Copy everything in the data below exactly except the pictures.

* _DATA TO PROCESS_

(begin)

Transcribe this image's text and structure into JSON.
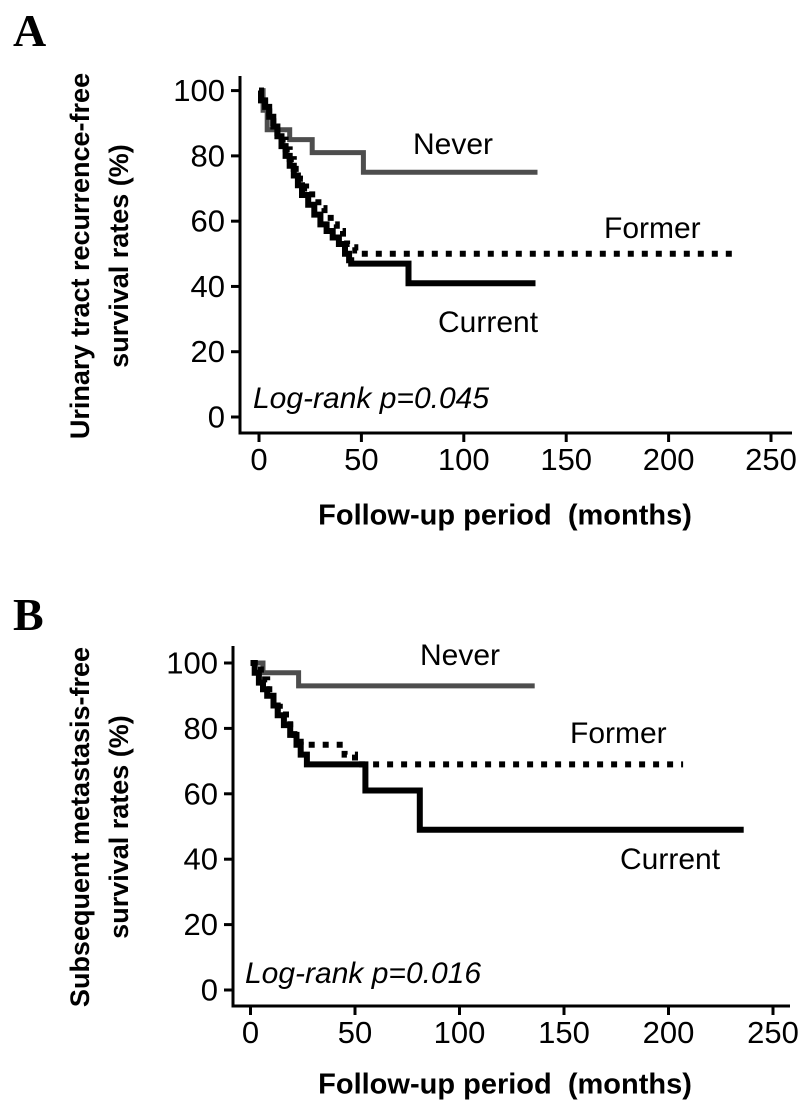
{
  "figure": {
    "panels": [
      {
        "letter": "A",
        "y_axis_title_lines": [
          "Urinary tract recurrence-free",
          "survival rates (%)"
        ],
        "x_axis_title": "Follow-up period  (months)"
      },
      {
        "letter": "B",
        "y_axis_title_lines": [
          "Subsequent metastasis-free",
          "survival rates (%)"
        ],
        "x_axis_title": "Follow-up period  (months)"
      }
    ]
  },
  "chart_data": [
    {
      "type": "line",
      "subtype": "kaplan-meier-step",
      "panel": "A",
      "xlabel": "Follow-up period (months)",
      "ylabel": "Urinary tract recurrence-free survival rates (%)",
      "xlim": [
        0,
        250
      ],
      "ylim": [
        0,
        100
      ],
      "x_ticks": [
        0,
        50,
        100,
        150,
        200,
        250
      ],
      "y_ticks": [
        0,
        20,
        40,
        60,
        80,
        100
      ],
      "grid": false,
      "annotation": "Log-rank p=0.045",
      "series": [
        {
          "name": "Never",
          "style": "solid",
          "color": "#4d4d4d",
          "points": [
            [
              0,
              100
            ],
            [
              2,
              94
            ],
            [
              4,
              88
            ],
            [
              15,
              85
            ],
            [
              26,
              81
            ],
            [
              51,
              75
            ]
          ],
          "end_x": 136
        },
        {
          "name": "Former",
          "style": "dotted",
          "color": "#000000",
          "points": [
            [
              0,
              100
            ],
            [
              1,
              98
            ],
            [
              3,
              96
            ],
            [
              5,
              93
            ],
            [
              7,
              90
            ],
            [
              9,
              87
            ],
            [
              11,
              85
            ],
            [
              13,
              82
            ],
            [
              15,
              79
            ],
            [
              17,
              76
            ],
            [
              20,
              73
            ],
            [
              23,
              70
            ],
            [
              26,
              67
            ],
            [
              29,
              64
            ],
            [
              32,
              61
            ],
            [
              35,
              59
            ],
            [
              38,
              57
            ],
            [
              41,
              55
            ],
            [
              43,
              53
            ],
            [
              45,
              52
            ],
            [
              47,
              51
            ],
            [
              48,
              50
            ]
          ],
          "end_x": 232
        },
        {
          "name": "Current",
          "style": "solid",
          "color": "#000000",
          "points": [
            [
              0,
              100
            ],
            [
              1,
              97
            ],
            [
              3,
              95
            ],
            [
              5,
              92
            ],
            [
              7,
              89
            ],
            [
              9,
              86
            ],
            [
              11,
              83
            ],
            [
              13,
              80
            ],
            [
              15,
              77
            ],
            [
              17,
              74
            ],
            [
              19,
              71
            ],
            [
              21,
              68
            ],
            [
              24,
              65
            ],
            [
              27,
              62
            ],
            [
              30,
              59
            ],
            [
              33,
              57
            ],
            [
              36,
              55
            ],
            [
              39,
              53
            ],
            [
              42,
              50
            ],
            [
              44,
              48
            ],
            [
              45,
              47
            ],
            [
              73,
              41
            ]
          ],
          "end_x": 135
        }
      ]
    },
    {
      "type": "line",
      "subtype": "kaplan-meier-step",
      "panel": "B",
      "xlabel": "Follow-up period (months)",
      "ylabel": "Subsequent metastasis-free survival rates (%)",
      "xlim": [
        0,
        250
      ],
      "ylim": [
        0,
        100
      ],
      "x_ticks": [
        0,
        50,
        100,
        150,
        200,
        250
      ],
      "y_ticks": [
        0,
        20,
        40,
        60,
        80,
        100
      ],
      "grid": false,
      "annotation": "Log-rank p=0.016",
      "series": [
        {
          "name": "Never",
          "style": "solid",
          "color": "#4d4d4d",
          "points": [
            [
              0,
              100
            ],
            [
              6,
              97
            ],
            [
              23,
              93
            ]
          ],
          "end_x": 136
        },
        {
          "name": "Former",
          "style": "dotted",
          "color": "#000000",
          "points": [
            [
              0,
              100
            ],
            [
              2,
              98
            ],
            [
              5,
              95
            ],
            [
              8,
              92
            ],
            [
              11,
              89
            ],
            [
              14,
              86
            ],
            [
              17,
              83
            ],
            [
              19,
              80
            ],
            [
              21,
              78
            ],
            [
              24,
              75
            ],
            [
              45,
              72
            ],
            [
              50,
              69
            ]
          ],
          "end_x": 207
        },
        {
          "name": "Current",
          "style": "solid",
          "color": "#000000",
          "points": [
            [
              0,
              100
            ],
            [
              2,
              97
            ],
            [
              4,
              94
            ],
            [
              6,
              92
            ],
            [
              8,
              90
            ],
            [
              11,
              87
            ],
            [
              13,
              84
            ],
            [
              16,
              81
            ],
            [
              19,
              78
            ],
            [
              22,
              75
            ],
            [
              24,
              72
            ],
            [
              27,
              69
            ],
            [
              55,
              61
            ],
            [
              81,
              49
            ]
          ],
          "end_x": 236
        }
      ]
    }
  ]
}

(end)

* _COMPLETE OUTPUT_
Transcribe this image's text and structure into JSON.
{
  "figure": {
    "panels": [
      {
        "letter": "A",
        "y_axis_title_lines": [
          "Urinary tract recurrence-free",
          "survival rates (%)"
        ],
        "x_axis_title": "Follow-up period  (months)"
      },
      {
        "letter": "B",
        "y_axis_title_lines": [
          "Subsequent metastasis-free",
          "survival rates (%)"
        ],
        "x_axis_title": "Follow-up period  (months)"
      }
    ]
  },
  "chart_data": [
    {
      "type": "line",
      "subtype": "kaplan-meier-step",
      "panel": "A",
      "xlabel": "Follow-up period (months)",
      "ylabel": "Urinary tract recurrence-free survival rates (%)",
      "xlim": [
        0,
        250
      ],
      "ylim": [
        0,
        100
      ],
      "x_ticks": [
        0,
        50,
        100,
        150,
        200,
        250
      ],
      "y_ticks": [
        0,
        20,
        40,
        60,
        80,
        100
      ],
      "grid": false,
      "annotation": "Log-rank p=0.045",
      "series": [
        {
          "name": "Never",
          "style": "solid",
          "color": "#4d4d4d",
          "points": [
            [
              0,
              100
            ],
            [
              2,
              94
            ],
            [
              4,
              88
            ],
            [
              15,
              85
            ],
            [
              26,
              81
            ],
            [
              51,
              75
            ]
          ],
          "end_x": 136
        },
        {
          "name": "Former",
          "style": "dotted",
          "color": "#000000",
          "points": [
            [
              0,
              100
            ],
            [
              1,
              98
            ],
            [
              3,
              96
            ],
            [
              5,
              93
            ],
            [
              7,
              90
            ],
            [
              9,
              87
            ],
            [
              11,
              85
            ],
            [
              13,
              82
            ],
            [
              15,
              79
            ],
            [
              17,
              76
            ],
            [
              20,
              73
            ],
            [
              23,
              70
            ],
            [
              26,
              67
            ],
            [
              29,
              64
            ],
            [
              32,
              61
            ],
            [
              35,
              59
            ],
            [
              38,
              57
            ],
            [
              41,
              55
            ],
            [
              43,
              53
            ],
            [
              45,
              52
            ],
            [
              47,
              51
            ],
            [
              48,
              50
            ]
          ],
          "end_x": 232
        },
        {
          "name": "Current",
          "style": "solid",
          "color": "#000000",
          "points": [
            [
              0,
              100
            ],
            [
              1,
              97
            ],
            [
              3,
              95
            ],
            [
              5,
              92
            ],
            [
              7,
              89
            ],
            [
              9,
              86
            ],
            [
              11,
              83
            ],
            [
              13,
              80
            ],
            [
              15,
              77
            ],
            [
              17,
              74
            ],
            [
              19,
              71
            ],
            [
              21,
              68
            ],
            [
              24,
              65
            ],
            [
              27,
              62
            ],
            [
              30,
              59
            ],
            [
              33,
              57
            ],
            [
              36,
              55
            ],
            [
              39,
              53
            ],
            [
              42,
              50
            ],
            [
              44,
              48
            ],
            [
              45,
              47
            ],
            [
              73,
              41
            ]
          ],
          "end_x": 135
        }
      ]
    },
    {
      "type": "line",
      "subtype": "kaplan-meier-step",
      "panel": "B",
      "xlabel": "Follow-up period (months)",
      "ylabel": "Subsequent metastasis-free survival rates (%)",
      "xlim": [
        0,
        250
      ],
      "ylim": [
        0,
        100
      ],
      "x_ticks": [
        0,
        50,
        100,
        150,
        200,
        250
      ],
      "y_ticks": [
        0,
        20,
        40,
        60,
        80,
        100
      ],
      "grid": false,
      "annotation": "Log-rank p=0.016",
      "series": [
        {
          "name": "Never",
          "style": "solid",
          "color": "#4d4d4d",
          "points": [
            [
              0,
              100
            ],
            [
              6,
              97
            ],
            [
              23,
              93
            ]
          ],
          "end_x": 136
        },
        {
          "name": "Former",
          "style": "dotted",
          "color": "#000000",
          "points": [
            [
              0,
              100
            ],
            [
              2,
              98
            ],
            [
              5,
              95
            ],
            [
              8,
              92
            ],
            [
              11,
              89
            ],
            [
              14,
              86
            ],
            [
              17,
              83
            ],
            [
              19,
              80
            ],
            [
              21,
              78
            ],
            [
              24,
              75
            ],
            [
              45,
              72
            ],
            [
              50,
              69
            ]
          ],
          "end_x": 207
        },
        {
          "name": "Current",
          "style": "solid",
          "color": "#000000",
          "points": [
            [
              0,
              100
            ],
            [
              2,
              97
            ],
            [
              4,
              94
            ],
            [
              6,
              92
            ],
            [
              8,
              90
            ],
            [
              11,
              87
            ],
            [
              13,
              84
            ],
            [
              16,
              81
            ],
            [
              19,
              78
            ],
            [
              22,
              75
            ],
            [
              24,
              72
            ],
            [
              27,
              69
            ],
            [
              55,
              61
            ],
            [
              81,
              49
            ]
          ],
          "end_x": 236
        }
      ]
    }
  ]
}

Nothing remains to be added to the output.